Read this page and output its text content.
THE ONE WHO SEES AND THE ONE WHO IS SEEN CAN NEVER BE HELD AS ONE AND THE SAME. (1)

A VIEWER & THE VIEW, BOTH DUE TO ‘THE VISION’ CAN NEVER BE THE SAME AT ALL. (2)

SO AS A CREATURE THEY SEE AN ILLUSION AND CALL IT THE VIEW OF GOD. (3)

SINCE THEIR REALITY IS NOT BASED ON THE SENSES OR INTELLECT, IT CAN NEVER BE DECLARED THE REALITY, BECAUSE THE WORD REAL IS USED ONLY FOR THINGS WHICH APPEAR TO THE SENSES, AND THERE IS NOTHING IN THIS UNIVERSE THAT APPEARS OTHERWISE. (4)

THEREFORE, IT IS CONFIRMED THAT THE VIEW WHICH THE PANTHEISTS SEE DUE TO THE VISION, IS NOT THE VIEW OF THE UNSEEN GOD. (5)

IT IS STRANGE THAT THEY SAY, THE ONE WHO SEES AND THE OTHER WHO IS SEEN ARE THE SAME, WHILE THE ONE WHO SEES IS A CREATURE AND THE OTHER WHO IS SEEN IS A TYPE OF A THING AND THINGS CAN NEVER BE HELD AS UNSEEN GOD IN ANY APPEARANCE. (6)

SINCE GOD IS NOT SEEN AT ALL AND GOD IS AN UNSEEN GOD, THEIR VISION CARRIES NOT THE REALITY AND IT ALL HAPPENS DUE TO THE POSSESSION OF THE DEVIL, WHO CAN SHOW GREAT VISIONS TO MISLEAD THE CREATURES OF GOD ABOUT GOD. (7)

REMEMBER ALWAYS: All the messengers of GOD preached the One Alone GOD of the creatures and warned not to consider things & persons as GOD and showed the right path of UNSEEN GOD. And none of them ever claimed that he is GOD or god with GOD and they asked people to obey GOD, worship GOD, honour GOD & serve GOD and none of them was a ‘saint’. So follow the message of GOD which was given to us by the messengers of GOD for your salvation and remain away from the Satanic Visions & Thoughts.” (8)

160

•••

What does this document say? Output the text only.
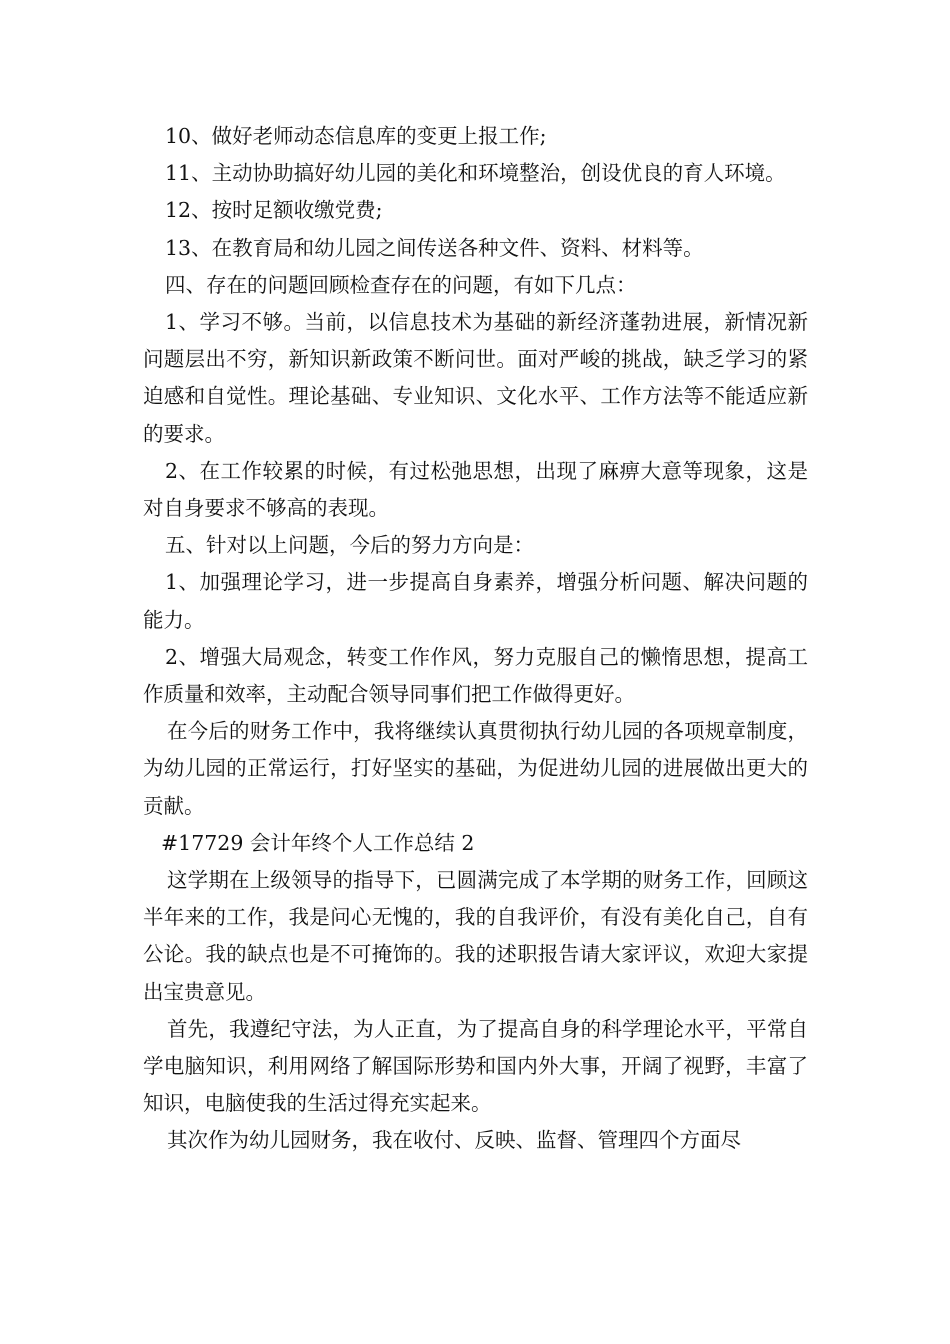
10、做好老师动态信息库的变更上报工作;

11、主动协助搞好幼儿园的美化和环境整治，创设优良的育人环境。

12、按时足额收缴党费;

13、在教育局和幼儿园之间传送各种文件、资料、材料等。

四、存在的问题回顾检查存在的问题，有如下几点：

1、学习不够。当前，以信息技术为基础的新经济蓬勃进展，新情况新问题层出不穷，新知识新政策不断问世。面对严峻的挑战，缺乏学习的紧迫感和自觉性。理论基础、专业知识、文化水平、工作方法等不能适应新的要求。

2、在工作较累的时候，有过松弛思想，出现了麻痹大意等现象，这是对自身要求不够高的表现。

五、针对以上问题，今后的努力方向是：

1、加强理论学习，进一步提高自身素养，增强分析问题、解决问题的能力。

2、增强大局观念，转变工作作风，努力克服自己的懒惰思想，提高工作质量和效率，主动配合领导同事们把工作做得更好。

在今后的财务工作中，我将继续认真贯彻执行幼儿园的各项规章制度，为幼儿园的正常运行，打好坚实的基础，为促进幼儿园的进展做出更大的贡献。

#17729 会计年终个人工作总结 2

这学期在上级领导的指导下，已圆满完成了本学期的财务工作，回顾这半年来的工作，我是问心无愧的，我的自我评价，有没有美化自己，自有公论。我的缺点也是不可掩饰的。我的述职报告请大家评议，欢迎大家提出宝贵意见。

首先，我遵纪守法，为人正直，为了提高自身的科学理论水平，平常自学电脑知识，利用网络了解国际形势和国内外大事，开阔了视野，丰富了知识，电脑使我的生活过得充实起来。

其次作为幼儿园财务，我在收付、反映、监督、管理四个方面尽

•••

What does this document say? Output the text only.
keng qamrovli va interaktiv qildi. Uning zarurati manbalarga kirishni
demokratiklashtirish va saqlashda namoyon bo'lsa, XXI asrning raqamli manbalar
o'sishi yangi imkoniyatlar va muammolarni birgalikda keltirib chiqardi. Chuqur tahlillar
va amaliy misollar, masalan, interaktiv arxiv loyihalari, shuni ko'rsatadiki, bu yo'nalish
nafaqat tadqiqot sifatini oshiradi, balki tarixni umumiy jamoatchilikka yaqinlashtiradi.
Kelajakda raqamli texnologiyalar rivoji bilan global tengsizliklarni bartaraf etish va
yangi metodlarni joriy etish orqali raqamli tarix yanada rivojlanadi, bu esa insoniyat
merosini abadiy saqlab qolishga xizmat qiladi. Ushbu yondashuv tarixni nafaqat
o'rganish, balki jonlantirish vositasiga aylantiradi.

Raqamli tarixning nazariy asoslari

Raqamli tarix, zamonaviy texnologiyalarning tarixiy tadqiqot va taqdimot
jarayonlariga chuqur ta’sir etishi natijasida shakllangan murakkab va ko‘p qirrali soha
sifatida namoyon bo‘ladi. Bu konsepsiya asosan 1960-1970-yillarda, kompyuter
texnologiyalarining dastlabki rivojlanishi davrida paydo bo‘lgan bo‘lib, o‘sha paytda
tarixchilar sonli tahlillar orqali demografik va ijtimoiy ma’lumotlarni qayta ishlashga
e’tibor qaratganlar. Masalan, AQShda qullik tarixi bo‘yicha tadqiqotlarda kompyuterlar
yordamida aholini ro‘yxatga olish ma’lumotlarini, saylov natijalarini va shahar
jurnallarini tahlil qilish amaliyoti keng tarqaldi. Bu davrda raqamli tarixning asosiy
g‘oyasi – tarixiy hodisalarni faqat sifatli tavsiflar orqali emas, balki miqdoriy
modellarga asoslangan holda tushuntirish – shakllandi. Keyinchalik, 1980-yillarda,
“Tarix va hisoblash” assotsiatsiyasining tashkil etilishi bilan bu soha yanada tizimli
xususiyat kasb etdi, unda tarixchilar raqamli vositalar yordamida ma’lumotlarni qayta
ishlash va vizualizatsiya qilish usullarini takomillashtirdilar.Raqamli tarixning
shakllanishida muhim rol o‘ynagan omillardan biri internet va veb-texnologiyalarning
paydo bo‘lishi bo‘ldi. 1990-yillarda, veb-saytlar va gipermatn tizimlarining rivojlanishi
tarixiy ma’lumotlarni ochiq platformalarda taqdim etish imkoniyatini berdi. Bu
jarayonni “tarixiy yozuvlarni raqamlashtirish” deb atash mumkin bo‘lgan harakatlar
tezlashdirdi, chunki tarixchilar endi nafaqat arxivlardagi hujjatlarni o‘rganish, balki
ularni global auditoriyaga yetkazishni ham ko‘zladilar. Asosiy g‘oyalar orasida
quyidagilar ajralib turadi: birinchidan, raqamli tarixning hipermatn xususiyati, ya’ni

•••

● DESCRIPTION OF THE TASK: Copy whichever lines in the listing above contain the word "tarixiy".

● TASK RESPONSE:
Raqamli tarix, zamonaviy texnologiyalarning tarixiy tadqiqot va taqdimot
g‘oyasi – tarixiy hodisalarni faqat sifatli tavsiflar orqali emas, balki miqdoriy
tarixiy ma’lumotlarni ochiq platformalarda taqdim etish imkoniyatini berdi. Bu
jarayonni “tarixiy yozuvlarni raqamlashtirish” deb atash mumkin bo‘lgan harakatlar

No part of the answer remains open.